Find each line below where the word "What" occurs, and copy it.

Items from a figure collection:
-- Opening Marker --

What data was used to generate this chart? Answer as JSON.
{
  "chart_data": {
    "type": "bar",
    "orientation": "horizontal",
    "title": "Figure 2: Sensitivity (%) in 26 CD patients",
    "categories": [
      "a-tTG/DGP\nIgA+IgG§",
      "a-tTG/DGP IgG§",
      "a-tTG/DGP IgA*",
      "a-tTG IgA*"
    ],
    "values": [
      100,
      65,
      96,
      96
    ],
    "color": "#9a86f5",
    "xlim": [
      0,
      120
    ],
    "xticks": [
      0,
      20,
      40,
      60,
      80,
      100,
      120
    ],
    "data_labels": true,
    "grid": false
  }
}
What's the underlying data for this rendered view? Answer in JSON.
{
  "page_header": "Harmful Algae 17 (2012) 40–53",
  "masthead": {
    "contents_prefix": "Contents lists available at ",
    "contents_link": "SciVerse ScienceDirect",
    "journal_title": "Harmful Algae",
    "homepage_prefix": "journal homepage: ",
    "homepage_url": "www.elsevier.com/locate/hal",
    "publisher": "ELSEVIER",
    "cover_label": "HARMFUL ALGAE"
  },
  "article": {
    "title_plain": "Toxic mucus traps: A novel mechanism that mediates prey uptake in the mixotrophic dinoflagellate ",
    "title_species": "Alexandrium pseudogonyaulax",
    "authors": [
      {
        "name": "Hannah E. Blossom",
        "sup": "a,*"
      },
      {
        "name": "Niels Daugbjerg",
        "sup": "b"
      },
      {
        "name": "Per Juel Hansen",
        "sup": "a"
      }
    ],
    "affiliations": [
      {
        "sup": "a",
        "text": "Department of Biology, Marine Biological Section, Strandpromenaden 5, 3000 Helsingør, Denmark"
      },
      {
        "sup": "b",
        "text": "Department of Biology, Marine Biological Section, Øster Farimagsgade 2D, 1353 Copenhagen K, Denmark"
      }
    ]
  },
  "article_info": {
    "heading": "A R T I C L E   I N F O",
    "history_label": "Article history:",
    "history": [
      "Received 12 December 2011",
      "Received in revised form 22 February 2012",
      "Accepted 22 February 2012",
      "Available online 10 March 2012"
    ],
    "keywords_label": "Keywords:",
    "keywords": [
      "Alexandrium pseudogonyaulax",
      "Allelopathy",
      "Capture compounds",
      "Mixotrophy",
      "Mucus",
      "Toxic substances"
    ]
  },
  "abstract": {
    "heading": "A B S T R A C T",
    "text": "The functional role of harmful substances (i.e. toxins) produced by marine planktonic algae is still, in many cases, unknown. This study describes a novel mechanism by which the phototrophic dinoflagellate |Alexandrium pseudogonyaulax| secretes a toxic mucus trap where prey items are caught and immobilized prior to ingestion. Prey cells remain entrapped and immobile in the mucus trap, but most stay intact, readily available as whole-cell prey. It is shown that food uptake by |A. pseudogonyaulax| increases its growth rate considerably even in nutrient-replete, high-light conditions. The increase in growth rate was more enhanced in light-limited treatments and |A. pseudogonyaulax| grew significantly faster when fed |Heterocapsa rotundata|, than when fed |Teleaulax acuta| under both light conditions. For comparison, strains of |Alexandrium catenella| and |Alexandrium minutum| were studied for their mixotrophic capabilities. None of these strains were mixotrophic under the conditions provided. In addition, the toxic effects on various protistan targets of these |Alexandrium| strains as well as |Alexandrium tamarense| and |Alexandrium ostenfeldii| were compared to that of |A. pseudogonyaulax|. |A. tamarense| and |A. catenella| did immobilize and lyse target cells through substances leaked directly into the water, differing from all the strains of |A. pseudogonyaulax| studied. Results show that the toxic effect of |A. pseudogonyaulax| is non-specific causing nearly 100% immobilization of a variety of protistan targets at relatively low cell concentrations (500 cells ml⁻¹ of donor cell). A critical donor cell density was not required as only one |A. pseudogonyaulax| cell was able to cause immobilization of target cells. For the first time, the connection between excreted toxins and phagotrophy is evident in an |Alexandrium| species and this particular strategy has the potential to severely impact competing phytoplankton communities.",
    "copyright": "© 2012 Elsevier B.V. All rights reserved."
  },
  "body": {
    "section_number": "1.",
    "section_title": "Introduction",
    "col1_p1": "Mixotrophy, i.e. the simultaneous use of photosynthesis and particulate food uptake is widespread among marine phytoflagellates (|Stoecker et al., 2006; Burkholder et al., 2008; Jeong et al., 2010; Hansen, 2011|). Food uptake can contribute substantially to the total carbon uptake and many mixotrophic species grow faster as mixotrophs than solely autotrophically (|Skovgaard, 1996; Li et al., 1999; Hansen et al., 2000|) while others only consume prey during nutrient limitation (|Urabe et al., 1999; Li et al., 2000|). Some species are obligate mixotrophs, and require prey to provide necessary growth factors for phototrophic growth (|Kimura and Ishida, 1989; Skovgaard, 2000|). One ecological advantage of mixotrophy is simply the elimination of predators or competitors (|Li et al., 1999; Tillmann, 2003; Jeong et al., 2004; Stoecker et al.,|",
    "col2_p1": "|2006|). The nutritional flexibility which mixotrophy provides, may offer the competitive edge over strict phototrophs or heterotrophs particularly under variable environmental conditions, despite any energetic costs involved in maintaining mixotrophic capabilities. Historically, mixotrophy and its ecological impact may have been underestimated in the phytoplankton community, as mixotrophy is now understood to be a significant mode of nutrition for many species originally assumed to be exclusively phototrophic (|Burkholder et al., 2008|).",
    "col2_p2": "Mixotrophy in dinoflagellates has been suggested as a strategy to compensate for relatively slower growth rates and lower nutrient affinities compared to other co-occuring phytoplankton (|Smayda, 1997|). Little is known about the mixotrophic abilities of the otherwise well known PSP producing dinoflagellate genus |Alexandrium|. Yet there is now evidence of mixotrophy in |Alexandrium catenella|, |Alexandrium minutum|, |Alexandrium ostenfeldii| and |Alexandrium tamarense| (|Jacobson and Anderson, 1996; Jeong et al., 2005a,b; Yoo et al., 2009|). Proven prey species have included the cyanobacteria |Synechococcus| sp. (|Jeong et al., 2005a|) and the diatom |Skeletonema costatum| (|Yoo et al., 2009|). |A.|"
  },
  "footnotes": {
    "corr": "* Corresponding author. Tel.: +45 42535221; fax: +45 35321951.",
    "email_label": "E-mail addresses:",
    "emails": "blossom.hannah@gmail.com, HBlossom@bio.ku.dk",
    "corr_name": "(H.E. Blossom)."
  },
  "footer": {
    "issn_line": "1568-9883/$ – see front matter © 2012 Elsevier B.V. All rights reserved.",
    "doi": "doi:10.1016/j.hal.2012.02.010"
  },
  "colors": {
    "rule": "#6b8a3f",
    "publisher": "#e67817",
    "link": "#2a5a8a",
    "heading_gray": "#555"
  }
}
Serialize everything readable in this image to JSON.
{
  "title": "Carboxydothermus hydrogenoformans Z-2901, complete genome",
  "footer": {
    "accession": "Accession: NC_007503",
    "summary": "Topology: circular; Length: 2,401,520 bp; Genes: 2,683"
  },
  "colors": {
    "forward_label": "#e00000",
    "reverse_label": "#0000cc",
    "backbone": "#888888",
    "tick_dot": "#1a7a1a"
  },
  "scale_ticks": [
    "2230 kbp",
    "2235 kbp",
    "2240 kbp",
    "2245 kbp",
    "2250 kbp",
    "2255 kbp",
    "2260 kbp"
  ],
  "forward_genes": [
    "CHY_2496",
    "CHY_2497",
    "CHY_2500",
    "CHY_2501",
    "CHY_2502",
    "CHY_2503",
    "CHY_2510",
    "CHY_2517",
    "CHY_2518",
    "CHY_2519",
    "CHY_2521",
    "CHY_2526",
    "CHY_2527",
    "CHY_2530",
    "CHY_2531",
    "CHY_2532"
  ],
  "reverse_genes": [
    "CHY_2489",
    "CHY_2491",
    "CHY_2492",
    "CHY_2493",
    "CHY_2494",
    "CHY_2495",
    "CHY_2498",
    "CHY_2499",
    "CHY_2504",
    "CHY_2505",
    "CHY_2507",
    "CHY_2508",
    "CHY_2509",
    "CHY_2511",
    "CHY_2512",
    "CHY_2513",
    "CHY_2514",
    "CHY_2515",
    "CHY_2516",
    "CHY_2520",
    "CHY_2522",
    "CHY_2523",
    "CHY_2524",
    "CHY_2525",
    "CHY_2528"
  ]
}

-- Closing Marker --

COMPLETED TASK:
What data was used to generate this chart? Answer as JSON.
What's the underlying data for this rendered view? Answer in JSON.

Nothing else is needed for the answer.